## BEGIN Extracted records

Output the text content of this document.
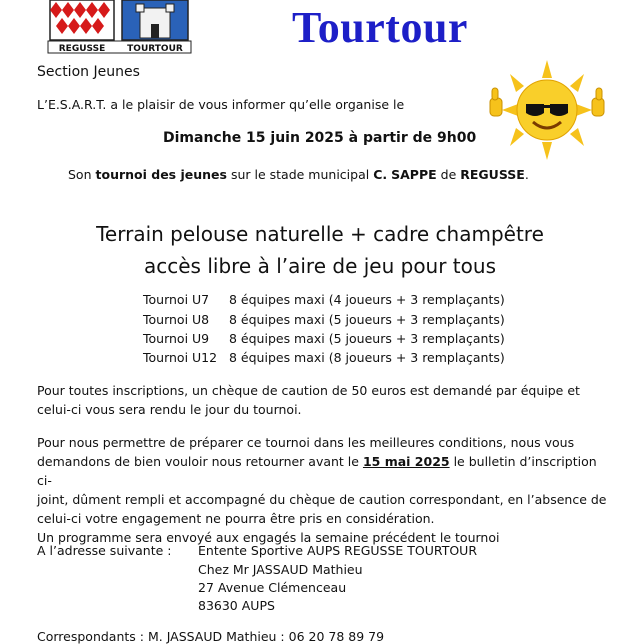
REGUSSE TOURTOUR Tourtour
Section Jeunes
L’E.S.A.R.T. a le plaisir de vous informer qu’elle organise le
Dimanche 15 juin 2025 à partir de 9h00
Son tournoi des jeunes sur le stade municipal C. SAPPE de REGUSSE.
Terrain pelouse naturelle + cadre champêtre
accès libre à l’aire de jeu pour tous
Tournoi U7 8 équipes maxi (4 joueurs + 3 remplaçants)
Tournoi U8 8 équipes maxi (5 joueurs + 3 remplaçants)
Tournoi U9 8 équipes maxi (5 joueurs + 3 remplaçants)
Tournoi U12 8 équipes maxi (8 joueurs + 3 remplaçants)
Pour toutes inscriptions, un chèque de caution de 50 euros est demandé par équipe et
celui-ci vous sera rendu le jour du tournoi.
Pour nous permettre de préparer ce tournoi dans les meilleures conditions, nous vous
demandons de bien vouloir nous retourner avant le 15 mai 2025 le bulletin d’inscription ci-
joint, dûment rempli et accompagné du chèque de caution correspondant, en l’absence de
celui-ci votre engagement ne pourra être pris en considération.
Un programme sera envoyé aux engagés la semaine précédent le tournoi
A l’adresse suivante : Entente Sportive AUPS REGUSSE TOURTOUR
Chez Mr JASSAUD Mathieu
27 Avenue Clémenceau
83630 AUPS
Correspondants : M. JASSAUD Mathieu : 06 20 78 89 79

## END Extracted records

* [What the task requires]:
Output the lines above in full and exactly as given, omitting any pictures.

* [Written response]:
Output the text content of this document.
REGUSSE TOURTOUR Tourtour
Section Jeunes
L’E.S.A.R.T. a le plaisir de vous informer qu’elle organise le
Dimanche 15 juin 2025 à partir de 9h00
Son tournoi des jeunes sur le stade municipal C. SAPPE de REGUSSE.
Terrain pelouse naturelle + cadre champêtre
accès libre à l’aire de jeu pour tous
Tournoi U7 8 équipes maxi (4 joueurs + 3 remplaçants)
Tournoi U8 8 équipes maxi (5 joueurs + 3 remplaçants)
Tournoi U9 8 équipes maxi (5 joueurs + 3 remplaçants)
Tournoi U12 8 équipes maxi (8 joueurs + 3 remplaçants)
Pour toutes inscriptions, un chèque de caution de 50 euros est demandé par équipe et
celui-ci vous sera rendu le jour du tournoi.
Pour nous permettre de préparer ce tournoi dans les meilleures conditions, nous vous
demandons de bien vouloir nous retourner avant le 15 mai 2025 le bulletin d’inscription ci-
joint, dûment rempli et accompagné du chèque de caution correspondant, en l’absence de
celui-ci votre engagement ne pourra être pris en considération.
Un programme sera envoyé aux engagés la semaine précédent le tournoi
A l’adresse suivante : Entente Sportive AUPS REGUSSE TOURTOUR
Chez Mr JASSAUD Mathieu
27 Avenue Clémenceau
83630 AUPS
Correspondants : M. JASSAUD Mathieu : 06 20 78 89 79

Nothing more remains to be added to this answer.